— start Listed records —

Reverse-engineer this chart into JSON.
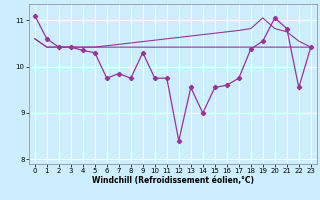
{
  "xlabel": "Windchill (Refroidissement éolien,°C)",
  "bg_color": "#cceeff",
  "line_color": "#993399",
  "x": [
    0,
    1,
    2,
    3,
    4,
    5,
    6,
    7,
    8,
    9,
    10,
    11,
    12,
    13,
    14,
    15,
    16,
    17,
    18,
    19,
    20,
    21,
    22,
    23
  ],
  "y_main": [
    11.1,
    10.6,
    10.42,
    10.42,
    10.35,
    10.3,
    9.75,
    9.85,
    9.75,
    10.3,
    9.75,
    9.75,
    8.4,
    9.55,
    9.0,
    9.55,
    9.6,
    9.75,
    10.38,
    10.55,
    11.05,
    10.82,
    9.55,
    10.42
  ],
  "y_trend_flat": [
    10.6,
    10.42,
    10.42,
    10.42,
    10.42,
    10.42,
    10.42,
    10.42,
    10.42,
    10.42,
    10.42,
    10.42,
    10.42,
    10.42,
    10.42,
    10.42,
    10.42,
    10.42,
    10.42,
    10.42,
    10.42,
    10.42,
    10.42,
    10.42
  ],
  "y_trend_up": [
    10.6,
    10.42,
    10.42,
    10.42,
    10.42,
    10.42,
    10.45,
    10.48,
    10.51,
    10.54,
    10.57,
    10.6,
    10.63,
    10.66,
    10.69,
    10.72,
    10.75,
    10.78,
    10.82,
    11.05,
    10.82,
    10.75,
    10.55,
    10.42
  ],
  "ylim": [
    7.9,
    11.35
  ],
  "xlim": [
    -0.5,
    23.5
  ],
  "yticks": [
    8,
    9,
    10,
    11
  ],
  "xticks": [
    0,
    1,
    2,
    3,
    4,
    5,
    6,
    7,
    8,
    9,
    10,
    11,
    12,
    13,
    14,
    15,
    16,
    17,
    18,
    19,
    20,
    21,
    22,
    23
  ],
  "grid_color": "#b0dde8",
  "marker_size": 2.5
}
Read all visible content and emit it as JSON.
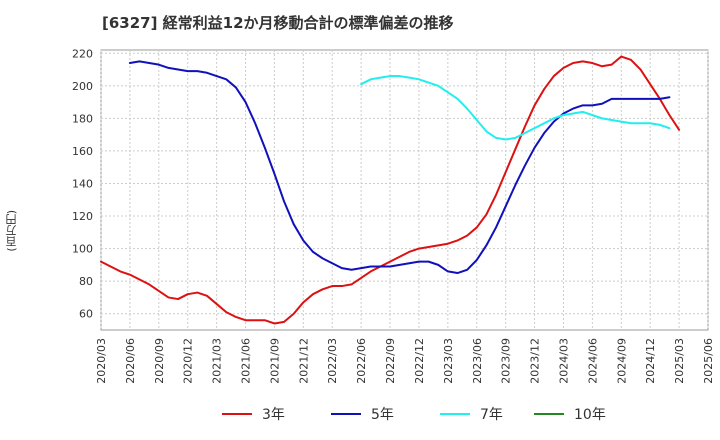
{
  "chart_data": {
    "type": "line",
    "title": "[6327]  経常利益12か月移動合計の標準偏差の推移",
    "ylabel": "(百万円)",
    "xlabel": "",
    "ylim": [
      50,
      222
    ],
    "y_ticks": [
      60,
      80,
      100,
      120,
      140,
      160,
      180,
      200,
      220
    ],
    "x_ticks": [
      "2020/03",
      "2020/06",
      "2020/09",
      "2020/12",
      "2021/03",
      "2021/06",
      "2021/09",
      "2021/12",
      "2022/03",
      "2022/06",
      "2022/09",
      "2022/12",
      "2023/03",
      "2023/06",
      "2023/09",
      "2023/12",
      "2024/03",
      "2024/06",
      "2024/09",
      "2024/12",
      "2025/03",
      "2025/06"
    ],
    "grid": true,
    "legend_position": "bottom",
    "series": [
      {
        "name": "3年",
        "color": "#dd1111",
        "start": "2020/03",
        "values": [
          92,
          89,
          86,
          84,
          81,
          78,
          74,
          70,
          69,
          72,
          73,
          71,
          66,
          61,
          58,
          56,
          56,
          56,
          54,
          55,
          60,
          67,
          72,
          75,
          77,
          77,
          78,
          82,
          86,
          89,
          92,
          95,
          98,
          100,
          101,
          102,
          103,
          105,
          108,
          113,
          121,
          133,
          147,
          161,
          175,
          188,
          198,
          206,
          211,
          214,
          215,
          214,
          212,
          213,
          218,
          216,
          210,
          201,
          192,
          182,
          173
        ]
      },
      {
        "name": "5年",
        "color": "#1111bb",
        "start": "2020/06",
        "values": [
          214,
          215,
          214,
          213,
          211,
          210,
          209,
          209,
          208,
          206,
          204,
          199,
          190,
          177,
          162,
          146,
          129,
          115,
          105,
          98,
          94,
          91,
          88,
          87,
          88,
          89,
          89,
          89,
          90,
          91,
          92,
          92,
          90,
          86,
          85,
          87,
          93,
          102,
          113,
          126,
          139,
          151,
          162,
          171,
          178,
          183,
          186,
          188,
          188,
          189,
          192,
          192,
          192,
          192,
          192,
          192,
          193
        ]
      },
      {
        "name": "7年",
        "color": "#22eeee",
        "start": "2022/06",
        "values": [
          201,
          204,
          205,
          206,
          206,
          205,
          204,
          202,
          200,
          196,
          192,
          186,
          179,
          172,
          168,
          167,
          168,
          171,
          174,
          177,
          180,
          182,
          183,
          184,
          182,
          180,
          179,
          178,
          177,
          177,
          177,
          176,
          174
        ]
      },
      {
        "name": "10年",
        "color": "#228822",
        "start": "2020/03",
        "values": []
      }
    ]
  }
}
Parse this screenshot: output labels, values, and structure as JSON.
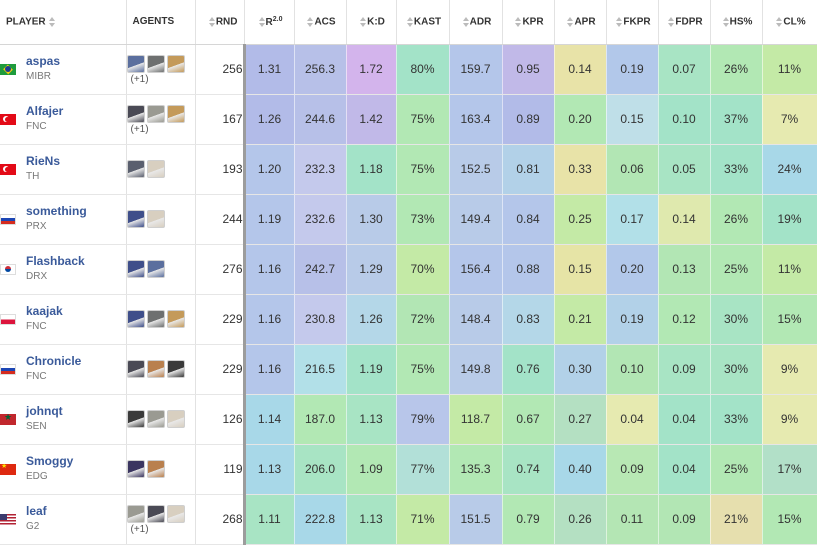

— end Listed records —

Exercise requirements
Give the data again exactly as written, with all pictures left out.

Task answer
Reverse-engineer this chart into JSON.
{
  "xlabel": "Windchill (Refroidissement éolien,°C)",
  "bg_color": "#cceeff",
  "line_color": "#993399",
  "x": [
    0,
    1,
    2,
    3,
    4,
    5,
    6,
    7,
    8,
    9,
    10,
    11,
    12,
    13,
    14,
    15,
    16,
    17,
    18,
    19,
    20,
    21,
    22,
    23
  ],
  "y_main": [
    11.1,
    10.6,
    10.42,
    10.42,
    10.35,
    10.3,
    9.75,
    9.85,
    9.75,
    10.3,
    9.75,
    9.75,
    8.4,
    9.55,
    9.0,
    9.55,
    9.6,
    9.75,
    10.38,
    10.55,
    11.05,
    10.82,
    9.55,
    10.42
  ],
  "y_trend_flat": [
    10.6,
    10.42,
    10.42,
    10.42,
    10.42,
    10.42,
    10.42,
    10.42,
    10.42,
    10.42,
    10.42,
    10.42,
    10.42,
    10.42,
    10.42,
    10.42,
    10.42,
    10.42,
    10.42,
    10.42,
    10.42,
    10.42,
    10.42,
    10.42
  ],
  "y_trend_up": [
    10.6,
    10.42,
    10.42,
    10.42,
    10.42,
    10.42,
    10.45,
    10.48,
    10.51,
    10.54,
    10.57,
    10.6,
    10.63,
    10.66,
    10.69,
    10.72,
    10.75,
    10.78,
    10.82,
    11.05,
    10.82,
    10.75,
    10.55,
    10.42
  ],
  "ylim": [
    7.9,
    11.35
  ],
  "xlim": [
    -0.5,
    23.5
  ],
  "yticks": [
    8,
    9,
    10,
    11
  ],
  "xticks": [
    0,
    1,
    2,
    3,
    4,
    5,
    6,
    7,
    8,
    9,
    10,
    11,
    12,
    13,
    14,
    15,
    16,
    17,
    18,
    19,
    20,
    21,
    22,
    23
  ],
  "grid_color": "#b0dde8",
  "marker_size": 2.5
}
Read all visible content and emit it as JSON.
{
  "chart_data": {
    "type": "line",
    "title": "[6327]  経常利益12か月移動合計の標準偏差の推移",
    "ylabel": "(百万円)",
    "xlabel": "",
    "ylim": [
      50,
      222
    ],
    "y_ticks": [
      60,
      80,
      100,
      120,
      140,
      160,
      180,
      200,
      220
    ],
    "x_ticks": [
      "2020/03",
      "2020/06",
      "2020/09",
      "2020/12",
      "2021/03",
      "2021/06",
      "2021/09",
      "2021/12",
      "2022/03",
      "2022/06",
      "2022/09",
      "2022/12",
      "2023/03",
      "2023/06",
      "2023/09",
      "2023/12",
      "2024/03",
      "2024/06",
      "2024/09",
      "2024/12",
      "2025/03",
      "2025/06"
    ],
    "grid": true,
    "legend_position": "bottom",
    "series": [
      {
        "name": "3年",
        "color": "#dd1111",
        "start": "2020/03",
        "values": [
          92,
          89,
          86,
          84,
          81,
          78,
          74,
          70,
          69,
          72,
          73,
          71,
          66,
          61,
          58,
          56,
          56,
          56,
          54,
          55,
          60,
          67,
          72,
          75,
          77,
          77,
          78,
          82,
          86,
          89,
          92,
          95,
          98,
          100,
          101,
          102,
          103,
          105,
          108,
          113,
          121,
          133,
          147,
          161,
          175,
          188,
          198,
          206,
          211,
          214,
          215,
          214,
          212,
          213,
          218,
          216,
          210,
          201,
          192,
          182,
          173
        ]
      },
      {
        "name": "5年",
        "color": "#1111bb",
        "start": "2020/06",
        "values": [
          214,
          215,
          214,
          213,
          211,
          210,
          209,
          209,
          208,
          206,
          204,
          199,
          190,
          177,
          162,
          146,
          129,
          115,
          105,
          98,
          94,
          91,
          88,
          87,
          88,
          89,
          89,
          89,
          90,
          91,
          92,
          92,
          90,
          86,
          85,
          87,
          93,
          102,
          113,
          126,
          139,
          151,
          162,
          171,
          178,
          183,
          186,
          188,
          188,
          189,
          192,
          192,
          192,
          192,
          192,
          192,
          193
        ]
      },
      {
        "name": "7年",
        "color": "#22eeee",
        "start": "2022/06",
        "values": [
          201,
          204,
          205,
          206,
          206,
          205,
          204,
          202,
          200,
          196,
          192,
          186,
          179,
          172,
          168,
          167,
          168,
          171,
          174,
          177,
          180,
          182,
          183,
          184,
          182,
          180,
          179,
          178,
          177,
          177,
          177,
          176,
          174
        ]
      },
      {
        "name": "10年",
        "color": "#228822",
        "start": "2020/03",
        "values": []
      }
    ]
  }
}
Parse this screenshot: output labels, values, and structure as JSON.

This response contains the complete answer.